→ EXERCISE AIM
Copy each line below in which the word "text" occurs.

##### PROVIDED DATA

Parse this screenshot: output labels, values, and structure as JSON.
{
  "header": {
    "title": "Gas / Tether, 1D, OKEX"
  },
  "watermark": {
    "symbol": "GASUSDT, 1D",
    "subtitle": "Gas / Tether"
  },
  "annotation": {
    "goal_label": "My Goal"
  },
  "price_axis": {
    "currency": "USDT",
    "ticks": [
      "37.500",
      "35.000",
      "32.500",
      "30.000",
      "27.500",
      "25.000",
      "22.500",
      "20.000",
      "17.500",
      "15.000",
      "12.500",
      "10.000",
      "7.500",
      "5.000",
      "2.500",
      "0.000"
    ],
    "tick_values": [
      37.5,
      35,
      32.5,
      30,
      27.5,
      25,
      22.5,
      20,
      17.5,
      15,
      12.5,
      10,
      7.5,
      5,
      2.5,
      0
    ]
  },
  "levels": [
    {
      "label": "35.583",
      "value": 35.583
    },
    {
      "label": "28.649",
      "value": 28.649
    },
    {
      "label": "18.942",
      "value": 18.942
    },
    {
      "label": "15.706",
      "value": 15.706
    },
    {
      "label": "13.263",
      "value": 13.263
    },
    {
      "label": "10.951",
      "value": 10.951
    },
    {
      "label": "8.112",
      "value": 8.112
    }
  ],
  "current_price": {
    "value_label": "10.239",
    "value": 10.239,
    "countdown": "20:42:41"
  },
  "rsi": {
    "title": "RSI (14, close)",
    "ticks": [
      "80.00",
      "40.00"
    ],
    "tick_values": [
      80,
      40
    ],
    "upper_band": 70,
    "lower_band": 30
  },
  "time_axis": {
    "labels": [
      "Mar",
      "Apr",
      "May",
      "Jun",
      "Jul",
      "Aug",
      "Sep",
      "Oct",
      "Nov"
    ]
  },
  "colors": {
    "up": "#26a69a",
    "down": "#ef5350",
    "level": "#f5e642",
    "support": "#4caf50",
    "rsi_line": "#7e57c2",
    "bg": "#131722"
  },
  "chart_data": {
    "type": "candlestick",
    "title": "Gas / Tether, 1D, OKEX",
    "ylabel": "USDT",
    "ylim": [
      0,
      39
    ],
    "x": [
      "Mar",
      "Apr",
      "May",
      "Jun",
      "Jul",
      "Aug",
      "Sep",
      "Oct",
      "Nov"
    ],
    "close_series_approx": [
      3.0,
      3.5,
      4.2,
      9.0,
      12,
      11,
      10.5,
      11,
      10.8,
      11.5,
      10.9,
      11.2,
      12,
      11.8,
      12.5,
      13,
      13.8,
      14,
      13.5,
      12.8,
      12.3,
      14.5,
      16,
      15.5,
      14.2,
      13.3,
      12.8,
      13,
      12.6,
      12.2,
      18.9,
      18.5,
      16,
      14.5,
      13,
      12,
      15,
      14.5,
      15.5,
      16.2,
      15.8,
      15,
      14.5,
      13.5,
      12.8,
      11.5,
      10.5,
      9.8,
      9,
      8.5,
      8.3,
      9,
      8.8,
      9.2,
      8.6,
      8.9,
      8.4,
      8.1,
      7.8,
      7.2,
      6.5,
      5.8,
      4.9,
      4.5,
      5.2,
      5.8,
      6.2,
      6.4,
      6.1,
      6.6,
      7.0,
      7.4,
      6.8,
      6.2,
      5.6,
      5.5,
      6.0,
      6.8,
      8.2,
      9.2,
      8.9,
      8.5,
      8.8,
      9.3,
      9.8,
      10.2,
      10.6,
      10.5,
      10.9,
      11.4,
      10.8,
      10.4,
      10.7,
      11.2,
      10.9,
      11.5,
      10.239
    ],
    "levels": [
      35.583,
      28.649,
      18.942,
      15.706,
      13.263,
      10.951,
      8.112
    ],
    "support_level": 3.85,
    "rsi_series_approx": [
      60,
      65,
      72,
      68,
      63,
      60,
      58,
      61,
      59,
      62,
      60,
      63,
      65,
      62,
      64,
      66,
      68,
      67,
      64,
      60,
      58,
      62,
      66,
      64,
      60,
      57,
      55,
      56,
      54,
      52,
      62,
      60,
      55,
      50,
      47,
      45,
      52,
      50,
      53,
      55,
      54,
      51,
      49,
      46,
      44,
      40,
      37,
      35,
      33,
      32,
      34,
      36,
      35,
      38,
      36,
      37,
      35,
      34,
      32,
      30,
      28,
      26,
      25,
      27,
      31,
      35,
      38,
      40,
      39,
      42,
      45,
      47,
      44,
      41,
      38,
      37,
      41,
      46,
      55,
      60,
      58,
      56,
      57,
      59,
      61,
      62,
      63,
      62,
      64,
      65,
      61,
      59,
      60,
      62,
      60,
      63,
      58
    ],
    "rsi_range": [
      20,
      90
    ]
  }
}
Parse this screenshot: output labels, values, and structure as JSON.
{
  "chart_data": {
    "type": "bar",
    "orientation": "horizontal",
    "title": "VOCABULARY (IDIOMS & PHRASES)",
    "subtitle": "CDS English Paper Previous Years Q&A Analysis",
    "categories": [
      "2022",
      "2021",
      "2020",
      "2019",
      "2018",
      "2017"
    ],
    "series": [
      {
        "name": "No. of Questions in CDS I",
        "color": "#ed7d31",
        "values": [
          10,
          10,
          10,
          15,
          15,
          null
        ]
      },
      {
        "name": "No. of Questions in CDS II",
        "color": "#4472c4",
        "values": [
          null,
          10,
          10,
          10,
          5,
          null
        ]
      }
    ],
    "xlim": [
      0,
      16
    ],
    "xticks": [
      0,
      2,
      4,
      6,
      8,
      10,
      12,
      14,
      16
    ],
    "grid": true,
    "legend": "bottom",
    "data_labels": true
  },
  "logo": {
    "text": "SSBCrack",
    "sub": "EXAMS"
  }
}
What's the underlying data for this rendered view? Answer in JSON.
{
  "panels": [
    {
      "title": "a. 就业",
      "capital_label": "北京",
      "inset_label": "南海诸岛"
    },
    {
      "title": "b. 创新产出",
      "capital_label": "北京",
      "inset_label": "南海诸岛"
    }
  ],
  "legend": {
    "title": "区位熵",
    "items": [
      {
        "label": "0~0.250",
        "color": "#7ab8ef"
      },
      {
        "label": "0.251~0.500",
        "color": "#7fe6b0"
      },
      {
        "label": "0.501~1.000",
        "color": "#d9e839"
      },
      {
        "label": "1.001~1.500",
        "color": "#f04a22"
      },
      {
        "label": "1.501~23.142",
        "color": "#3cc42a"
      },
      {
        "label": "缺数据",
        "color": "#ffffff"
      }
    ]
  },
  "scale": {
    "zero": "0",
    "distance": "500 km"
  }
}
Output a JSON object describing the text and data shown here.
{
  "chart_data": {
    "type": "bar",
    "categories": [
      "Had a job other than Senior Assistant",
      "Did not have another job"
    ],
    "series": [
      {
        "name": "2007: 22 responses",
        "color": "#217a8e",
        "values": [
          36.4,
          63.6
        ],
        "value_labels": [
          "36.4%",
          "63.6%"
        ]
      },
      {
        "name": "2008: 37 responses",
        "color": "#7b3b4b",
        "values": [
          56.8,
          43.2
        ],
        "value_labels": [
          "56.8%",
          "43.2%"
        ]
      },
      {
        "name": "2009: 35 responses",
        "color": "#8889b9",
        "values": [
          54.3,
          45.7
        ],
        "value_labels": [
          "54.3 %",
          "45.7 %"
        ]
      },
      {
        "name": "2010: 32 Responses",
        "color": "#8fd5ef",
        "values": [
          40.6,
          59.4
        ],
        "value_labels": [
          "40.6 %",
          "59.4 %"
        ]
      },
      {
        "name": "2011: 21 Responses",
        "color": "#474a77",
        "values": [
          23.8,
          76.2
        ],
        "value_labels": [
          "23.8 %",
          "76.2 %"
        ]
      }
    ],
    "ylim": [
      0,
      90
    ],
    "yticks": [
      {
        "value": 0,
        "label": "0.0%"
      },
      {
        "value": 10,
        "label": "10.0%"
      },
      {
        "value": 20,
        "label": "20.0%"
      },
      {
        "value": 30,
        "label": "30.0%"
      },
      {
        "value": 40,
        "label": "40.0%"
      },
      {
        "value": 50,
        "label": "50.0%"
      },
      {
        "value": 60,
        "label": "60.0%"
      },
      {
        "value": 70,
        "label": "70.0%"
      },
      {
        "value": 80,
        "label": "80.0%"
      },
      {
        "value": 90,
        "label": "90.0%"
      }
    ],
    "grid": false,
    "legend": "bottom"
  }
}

##########

→ OUTPUT FOR THIS TASK
    "text": "SSBCrack",
Output a JSON object describing the text and data shown here.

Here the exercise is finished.